◆ **INSTRUCTIONS FOR THE TASK**
Provide an exact copy of the data, excluding the images.

Stored items from a collection:
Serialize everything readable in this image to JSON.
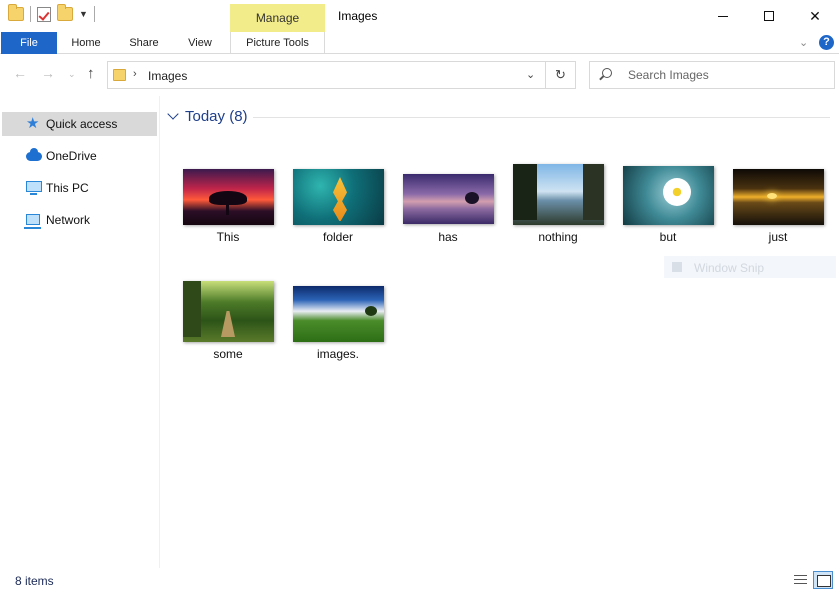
{
  "window": {
    "title": "Images",
    "context_tab": "Manage",
    "accent": "#1e66c8",
    "context_color": "#f3ec8a"
  },
  "ribbon": {
    "tabs": [
      "File",
      "Home",
      "Share",
      "View",
      "Picture Tools"
    ],
    "help_label": "?"
  },
  "address": {
    "path": "Images",
    "search_placeholder": "Search Images"
  },
  "sidebar": {
    "items": [
      {
        "label": "Quick access",
        "icon": "star-icon",
        "selected": true
      },
      {
        "label": "OneDrive",
        "icon": "cloud-icon"
      },
      {
        "label": "This PC",
        "icon": "computer-icon"
      },
      {
        "label": "Network",
        "icon": "network-icon"
      }
    ]
  },
  "content": {
    "group_title": "Today (8)",
    "files": [
      {
        "name": "This"
      },
      {
        "name": "folder"
      },
      {
        "name": "has"
      },
      {
        "name": "nothing"
      },
      {
        "name": "but"
      },
      {
        "name": "just"
      },
      {
        "name": "some"
      },
      {
        "name": "images."
      }
    ],
    "ghost_label": "Window Snip"
  },
  "status": {
    "item_count": "8 items"
  }
}
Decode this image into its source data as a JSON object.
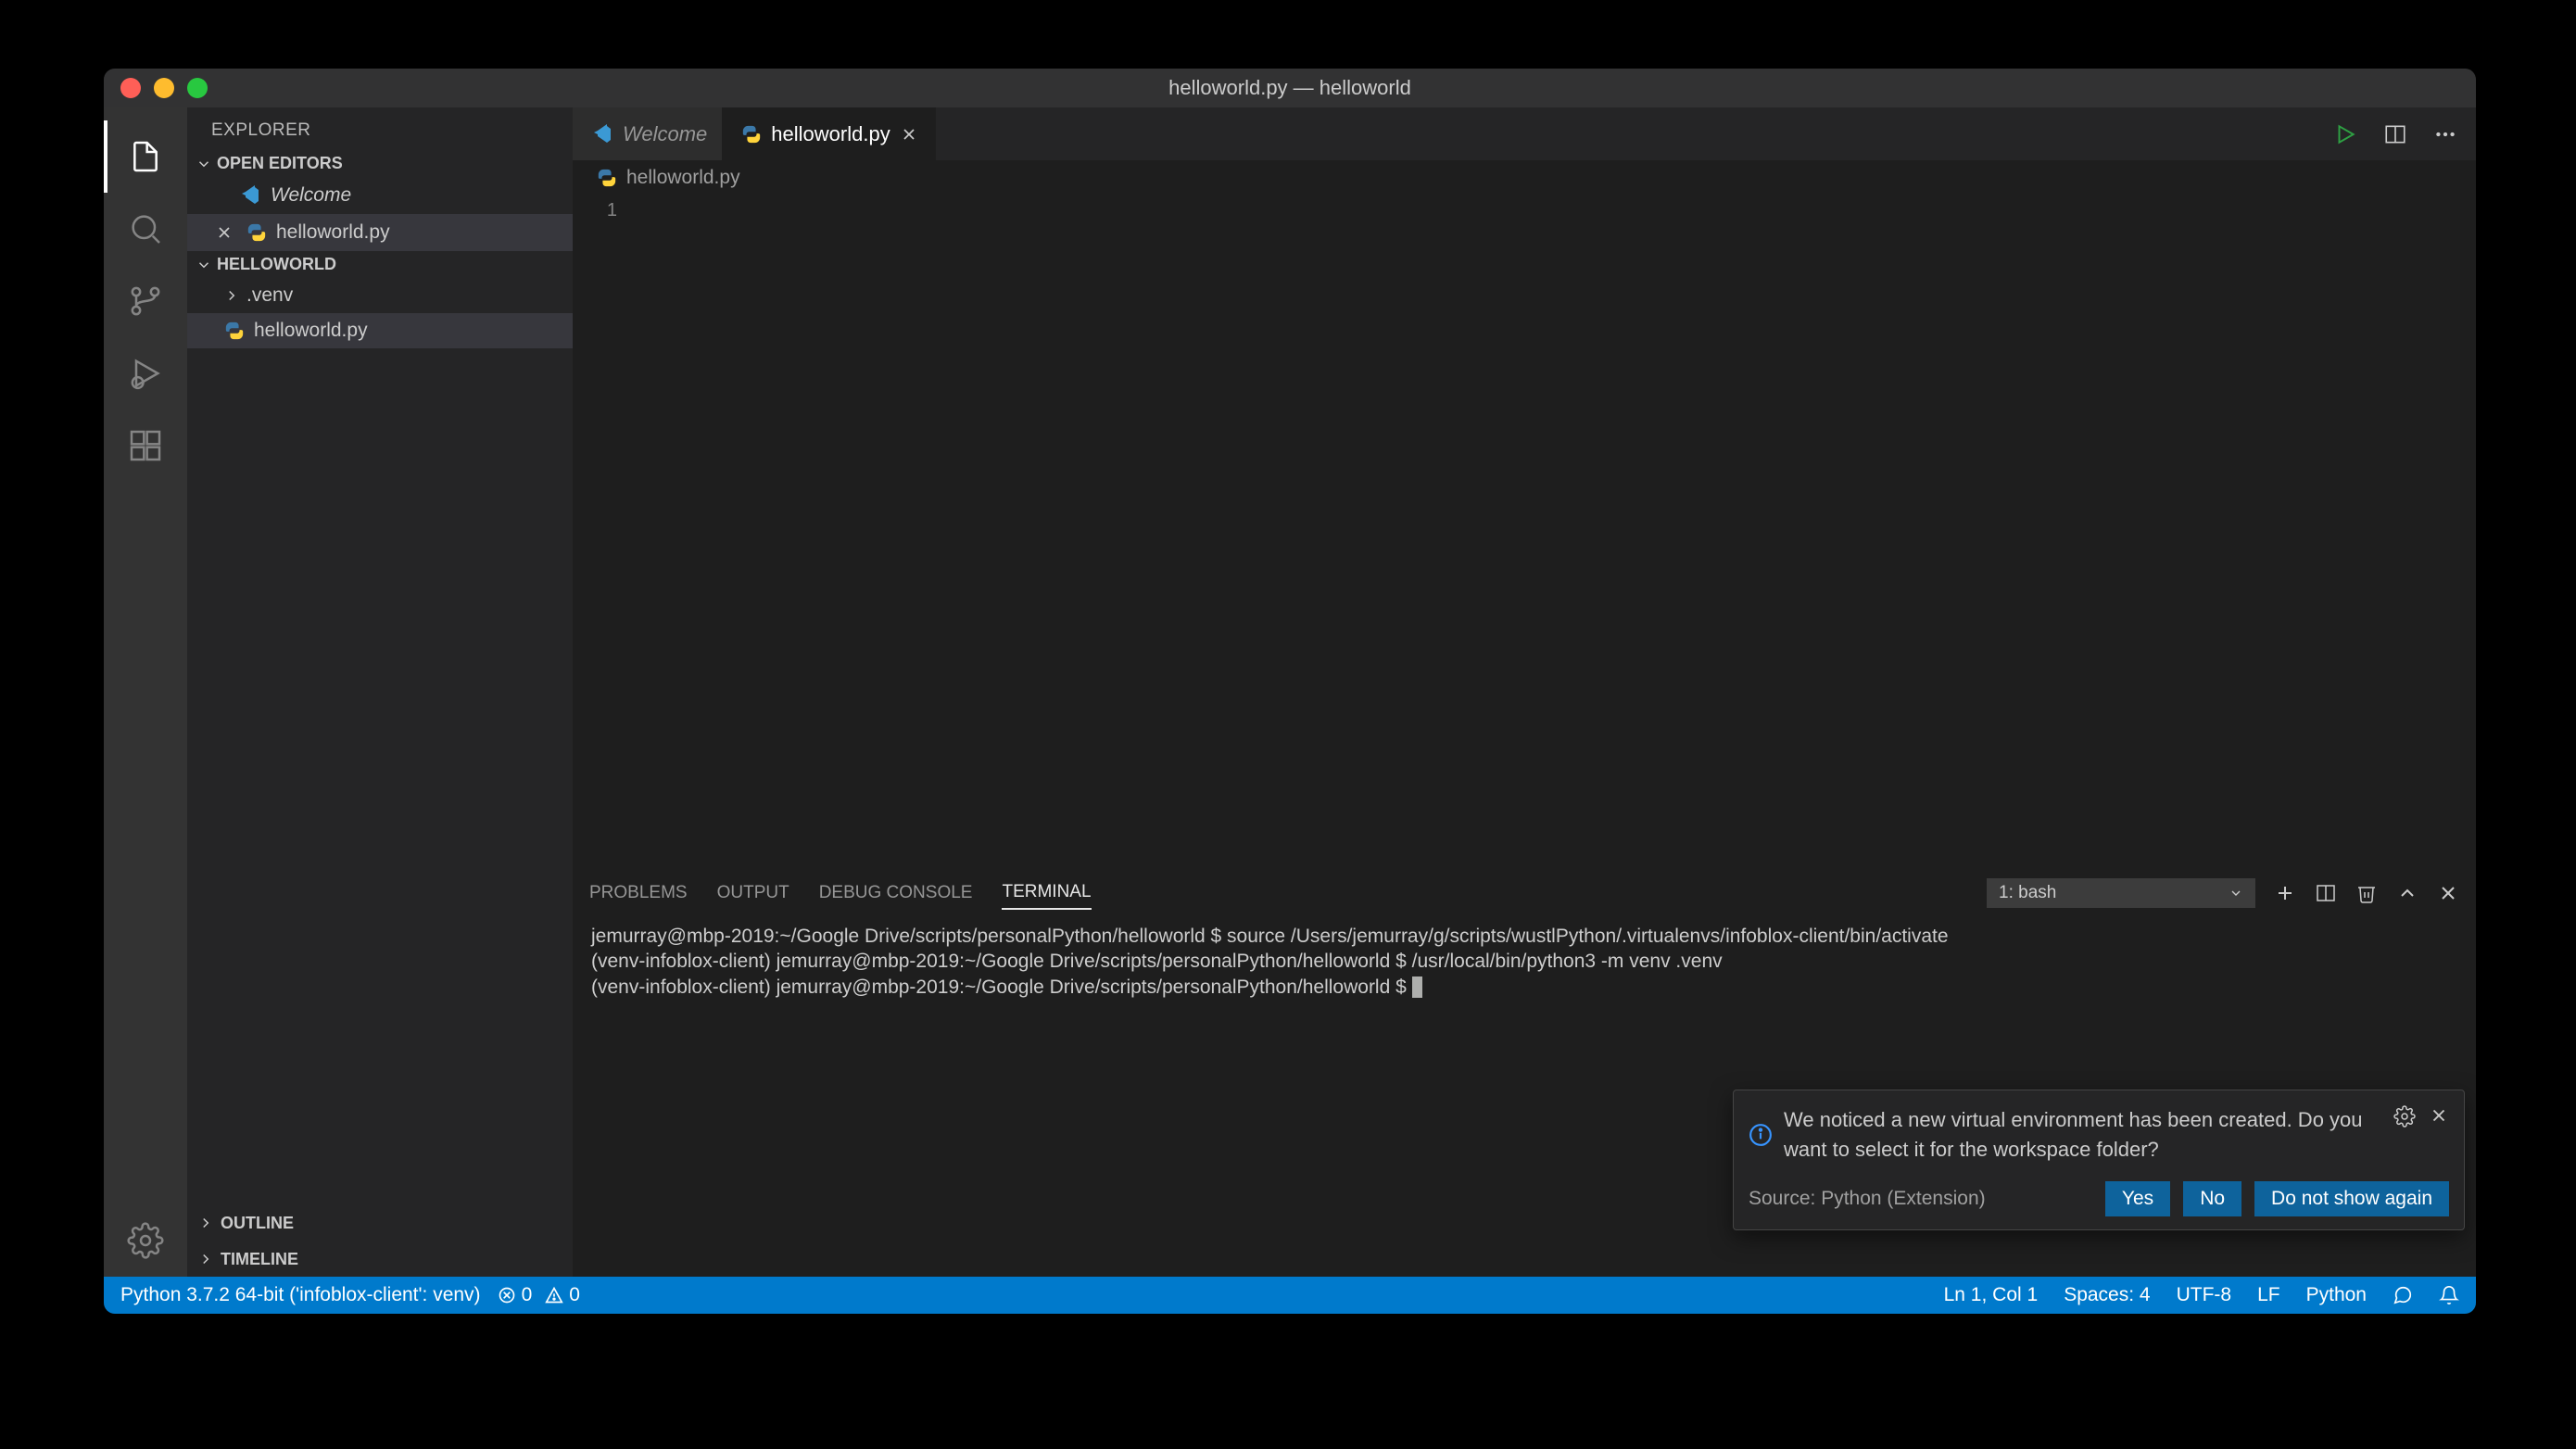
{
  "window": {
    "title": "helloworld.py — helloworld"
  },
  "sidebar": {
    "title": "EXPLORER",
    "open_editors_label": "OPEN EDITORS",
    "workspace_label": "HELLOWORLD",
    "open_editors": [
      {
        "label": "Welcome",
        "icon": "vscode-icon",
        "italic": true,
        "closeable": false
      },
      {
        "label": "helloworld.py",
        "icon": "python-icon",
        "italic": false,
        "closeable": true
      }
    ],
    "tree": {
      "folders": [
        {
          "label": ".venv",
          "expanded": false
        }
      ],
      "files": [
        {
          "label": "helloworld.py",
          "icon": "python-icon",
          "active": true
        }
      ]
    },
    "outline_label": "OUTLINE",
    "timeline_label": "TIMELINE"
  },
  "tabs": [
    {
      "label": "Welcome",
      "icon": "vscode-icon",
      "active": false,
      "italic": true
    },
    {
      "label": "helloworld.py",
      "icon": "python-icon",
      "active": true,
      "italic": false
    }
  ],
  "breadcrumb": {
    "file": "helloworld.py"
  },
  "editor": {
    "line_number": "1",
    "content": ""
  },
  "panel": {
    "tabs": [
      "PROBLEMS",
      "OUTPUT",
      "DEBUG CONSOLE",
      "TERMINAL"
    ],
    "active_tab": "TERMINAL",
    "terminal_selector": "1: bash",
    "terminal_lines": [
      "jemurray@mbp-2019:~/Google Drive/scripts/personalPython/helloworld $ source /Users/jemurray/g/scripts/wustlPython/.virtualenvs/infoblox-client/bin/activate",
      "(venv-infoblox-client) jemurray@mbp-2019:~/Google Drive/scripts/personalPython/helloworld $ /usr/local/bin/python3 -m venv .venv",
      "(venv-infoblox-client) jemurray@mbp-2019:~/Google Drive/scripts/personalPython/helloworld $ "
    ]
  },
  "notification": {
    "message": "We noticed a new virtual environment has been created. Do you want to select it for the workspace folder?",
    "source": "Source: Python (Extension)",
    "buttons": {
      "yes": "Yes",
      "no": "No",
      "never": "Do not show again"
    }
  },
  "statusbar": {
    "interpreter": "Python 3.7.2 64-bit ('infoblox-client': venv)",
    "errors": "0",
    "warnings": "0",
    "cursor": "Ln 1, Col 1",
    "spaces": "Spaces: 4",
    "encoding": "UTF-8",
    "eol": "LF",
    "language": "Python"
  }
}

◆ **COMPLETE RESPONSE**
Serialize everything readable in this image to JSON.
{
  "window": {
    "title": "Images",
    "context_tab": "Manage",
    "accent": "#1e66c8",
    "context_color": "#f3ec8a"
  },
  "ribbon": {
    "tabs": [
      "File",
      "Home",
      "Share",
      "View",
      "Picture Tools"
    ],
    "help_label": "?"
  },
  "address": {
    "path": "Images",
    "search_placeholder": "Search Images"
  },
  "sidebar": {
    "items": [
      {
        "label": "Quick access",
        "icon": "star-icon",
        "selected": true
      },
      {
        "label": "OneDrive",
        "icon": "cloud-icon"
      },
      {
        "label": "This PC",
        "icon": "computer-icon"
      },
      {
        "label": "Network",
        "icon": "network-icon"
      }
    ]
  },
  "content": {
    "group_title": "Today (8)",
    "files": [
      {
        "name": "This"
      },
      {
        "name": "folder"
      },
      {
        "name": "has"
      },
      {
        "name": "nothing"
      },
      {
        "name": "but"
      },
      {
        "name": "just"
      },
      {
        "name": "some"
      },
      {
        "name": "images."
      }
    ],
    "ghost_label": "Window Snip"
  },
  "status": {
    "item_count": "8 items"
  }
}
Decode this image into its source data as a JSON object.
{
  "window": {
    "title": "helloworld.py — helloworld"
  },
  "sidebar": {
    "title": "EXPLORER",
    "open_editors_label": "OPEN EDITORS",
    "workspace_label": "HELLOWORLD",
    "open_editors": [
      {
        "label": "Welcome",
        "icon": "vscode-icon",
        "italic": true,
        "closeable": false
      },
      {
        "label": "helloworld.py",
        "icon": "python-icon",
        "italic": false,
        "closeable": true
      }
    ],
    "tree": {
      "folders": [
        {
          "label": ".venv",
          "expanded": false
        }
      ],
      "files": [
        {
          "label": "helloworld.py",
          "icon": "python-icon",
          "active": true
        }
      ]
    },
    "outline_label": "OUTLINE",
    "timeline_label": "TIMELINE"
  },
  "tabs": [
    {
      "label": "Welcome",
      "icon": "vscode-icon",
      "active": false,
      "italic": true
    },
    {
      "label": "helloworld.py",
      "icon": "python-icon",
      "active": true,
      "italic": false
    }
  ],
  "breadcrumb": {
    "file": "helloworld.py"
  },
  "editor": {
    "line_number": "1",
    "content": ""
  },
  "panel": {
    "tabs": [
      "PROBLEMS",
      "OUTPUT",
      "DEBUG CONSOLE",
      "TERMINAL"
    ],
    "active_tab": "TERMINAL",
    "terminal_selector": "1: bash",
    "terminal_lines": [
      "jemurray@mbp-2019:~/Google Drive/scripts/personalPython/helloworld $ source /Users/jemurray/g/scripts/wustlPython/.virtualenvs/infoblox-client/bin/activate",
      "(venv-infoblox-client) jemurray@mbp-2019:~/Google Drive/scripts/personalPython/helloworld $ /usr/local/bin/python3 -m venv .venv",
      "(venv-infoblox-client) jemurray@mbp-2019:~/Google Drive/scripts/personalPython/helloworld $ "
    ]
  },
  "notification": {
    "message": "We noticed a new virtual environment has been created. Do you want to select it for the workspace folder?",
    "source": "Source: Python (Extension)",
    "buttons": {
      "yes": "Yes",
      "no": "No",
      "never": "Do not show again"
    }
  },
  "statusbar": {
    "interpreter": "Python 3.7.2 64-bit ('infoblox-client': venv)",
    "errors": "0",
    "warnings": "0",
    "cursor": "Ln 1, Col 1",
    "spaces": "Spaces: 4",
    "encoding": "UTF-8",
    "eol": "LF",
    "language": "Python"
  }
}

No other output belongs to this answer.